What you have to do: Repeat the entire listing below verbatim, leaving out the picture.

Labeled box listing:
** BEGIN **

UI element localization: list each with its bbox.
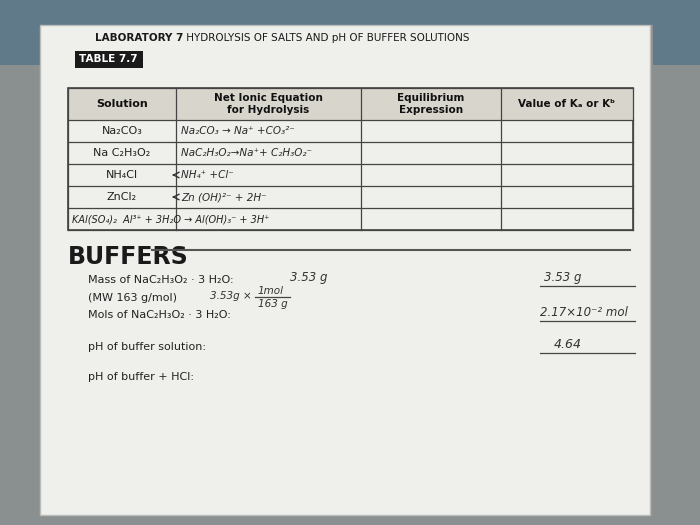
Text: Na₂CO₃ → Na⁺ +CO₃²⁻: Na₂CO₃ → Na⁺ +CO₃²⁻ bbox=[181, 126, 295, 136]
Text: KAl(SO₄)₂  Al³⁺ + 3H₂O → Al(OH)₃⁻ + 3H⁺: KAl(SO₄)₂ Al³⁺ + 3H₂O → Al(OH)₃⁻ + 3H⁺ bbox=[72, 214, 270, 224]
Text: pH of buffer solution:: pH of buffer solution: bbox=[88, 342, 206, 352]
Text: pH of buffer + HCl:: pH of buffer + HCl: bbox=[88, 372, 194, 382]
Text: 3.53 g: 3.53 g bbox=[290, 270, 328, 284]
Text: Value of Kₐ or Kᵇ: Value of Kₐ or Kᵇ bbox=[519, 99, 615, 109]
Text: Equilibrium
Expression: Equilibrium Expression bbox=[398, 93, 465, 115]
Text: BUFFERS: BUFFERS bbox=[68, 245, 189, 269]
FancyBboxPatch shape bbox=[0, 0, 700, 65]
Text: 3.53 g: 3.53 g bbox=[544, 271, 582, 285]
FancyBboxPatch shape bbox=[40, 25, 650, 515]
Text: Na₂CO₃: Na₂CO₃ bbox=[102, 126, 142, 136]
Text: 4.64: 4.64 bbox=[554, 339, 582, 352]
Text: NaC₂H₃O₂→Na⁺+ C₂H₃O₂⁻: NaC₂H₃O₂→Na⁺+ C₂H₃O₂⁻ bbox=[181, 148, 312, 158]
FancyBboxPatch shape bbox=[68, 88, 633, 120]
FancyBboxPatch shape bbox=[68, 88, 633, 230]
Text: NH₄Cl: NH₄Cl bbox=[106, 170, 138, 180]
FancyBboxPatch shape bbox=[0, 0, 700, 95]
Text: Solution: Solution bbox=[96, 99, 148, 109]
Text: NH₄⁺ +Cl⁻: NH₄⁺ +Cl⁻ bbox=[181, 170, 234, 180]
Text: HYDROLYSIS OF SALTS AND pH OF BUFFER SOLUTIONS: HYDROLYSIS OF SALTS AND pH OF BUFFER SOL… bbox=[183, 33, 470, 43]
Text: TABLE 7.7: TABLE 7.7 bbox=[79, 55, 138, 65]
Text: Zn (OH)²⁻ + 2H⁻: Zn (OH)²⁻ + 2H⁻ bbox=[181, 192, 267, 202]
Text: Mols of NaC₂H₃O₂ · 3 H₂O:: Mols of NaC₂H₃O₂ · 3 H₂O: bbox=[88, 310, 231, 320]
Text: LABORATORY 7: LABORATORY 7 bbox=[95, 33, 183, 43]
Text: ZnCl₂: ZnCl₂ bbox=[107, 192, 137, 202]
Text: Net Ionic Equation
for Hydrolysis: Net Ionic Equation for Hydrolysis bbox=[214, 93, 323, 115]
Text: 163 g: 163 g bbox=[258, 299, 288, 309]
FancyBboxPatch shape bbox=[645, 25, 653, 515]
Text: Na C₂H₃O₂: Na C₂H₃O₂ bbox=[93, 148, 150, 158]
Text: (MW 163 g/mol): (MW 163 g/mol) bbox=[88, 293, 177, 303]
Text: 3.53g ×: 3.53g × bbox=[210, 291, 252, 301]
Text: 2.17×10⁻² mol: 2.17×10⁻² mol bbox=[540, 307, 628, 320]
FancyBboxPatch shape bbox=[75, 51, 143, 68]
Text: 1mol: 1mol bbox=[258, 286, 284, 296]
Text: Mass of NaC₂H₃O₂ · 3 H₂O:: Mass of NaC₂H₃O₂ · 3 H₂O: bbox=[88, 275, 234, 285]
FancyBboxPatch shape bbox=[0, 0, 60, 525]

** END **

Result of this exercise:
UI element localization: list each with its bbox.
Text: Na₂CO₃ → Na⁺ +CO₃²⁻: Na₂CO₃ → Na⁺ +CO₃²⁻ bbox=[181, 126, 295, 136]
Text: KAl(SO₄)₂  Al³⁺ + 3H₂O → Al(OH)₃⁻ + 3H⁺: KAl(SO₄)₂ Al³⁺ + 3H₂O → Al(OH)₃⁻ + 3H⁺ bbox=[72, 214, 270, 224]
Text: pH of buffer solution:: pH of buffer solution: bbox=[88, 342, 206, 352]
Text: pH of buffer + HCl:: pH of buffer + HCl: bbox=[88, 372, 194, 382]
Text: 3.53 g: 3.53 g bbox=[290, 270, 328, 284]
Text: Value of Kₐ or Kᵇ: Value of Kₐ or Kᵇ bbox=[519, 99, 615, 109]
Text: Equilibrium
Expression: Equilibrium Expression bbox=[398, 93, 465, 115]
Text: BUFFERS: BUFFERS bbox=[68, 245, 189, 269]
FancyBboxPatch shape bbox=[0, 0, 700, 65]
Text: 3.53 g: 3.53 g bbox=[544, 271, 582, 285]
FancyBboxPatch shape bbox=[40, 25, 650, 515]
Text: Na₂CO₃: Na₂CO₃ bbox=[102, 126, 142, 136]
Text: 4.64: 4.64 bbox=[554, 339, 582, 352]
Text: NaC₂H₃O₂→Na⁺+ C₂H₃O₂⁻: NaC₂H₃O₂→Na⁺+ C₂H₃O₂⁻ bbox=[181, 148, 312, 158]
FancyBboxPatch shape bbox=[68, 88, 633, 120]
FancyBboxPatch shape bbox=[68, 88, 633, 230]
Text: NH₄Cl: NH₄Cl bbox=[106, 170, 138, 180]
FancyBboxPatch shape bbox=[0, 0, 700, 95]
Text: Solution: Solution bbox=[96, 99, 148, 109]
Text: NH₄⁺ +Cl⁻: NH₄⁺ +Cl⁻ bbox=[181, 170, 234, 180]
Text: HYDROLYSIS OF SALTS AND pH OF BUFFER SOLUTIONS: HYDROLYSIS OF SALTS AND pH OF BUFFER SOL… bbox=[183, 33, 470, 43]
Text: TABLE 7.7: TABLE 7.7 bbox=[79, 55, 138, 65]
Text: Zn (OH)²⁻ + 2H⁻: Zn (OH)²⁻ + 2H⁻ bbox=[181, 192, 267, 202]
Text: Mols of NaC₂H₃O₂ · 3 H₂O:: Mols of NaC₂H₃O₂ · 3 H₂O: bbox=[88, 310, 231, 320]
Text: LABORATORY 7: LABORATORY 7 bbox=[95, 33, 183, 43]
Text: ZnCl₂: ZnCl₂ bbox=[107, 192, 137, 202]
Text: Net Ionic Equation
for Hydrolysis: Net Ionic Equation for Hydrolysis bbox=[214, 93, 323, 115]
Text: 163 g: 163 g bbox=[258, 299, 288, 309]
FancyBboxPatch shape bbox=[645, 25, 653, 515]
Text: Na C₂H₃O₂: Na C₂H₃O₂ bbox=[93, 148, 150, 158]
Text: (MW 163 g/mol): (MW 163 g/mol) bbox=[88, 293, 177, 303]
Text: 3.53g ×: 3.53g × bbox=[210, 291, 252, 301]
Text: 2.17×10⁻² mol: 2.17×10⁻² mol bbox=[540, 307, 628, 320]
FancyBboxPatch shape bbox=[75, 51, 143, 68]
Text: 1mol: 1mol bbox=[258, 286, 284, 296]
Text: Mass of NaC₂H₃O₂ · 3 H₂O:: Mass of NaC₂H₃O₂ · 3 H₂O: bbox=[88, 275, 234, 285]
FancyBboxPatch shape bbox=[0, 0, 60, 525]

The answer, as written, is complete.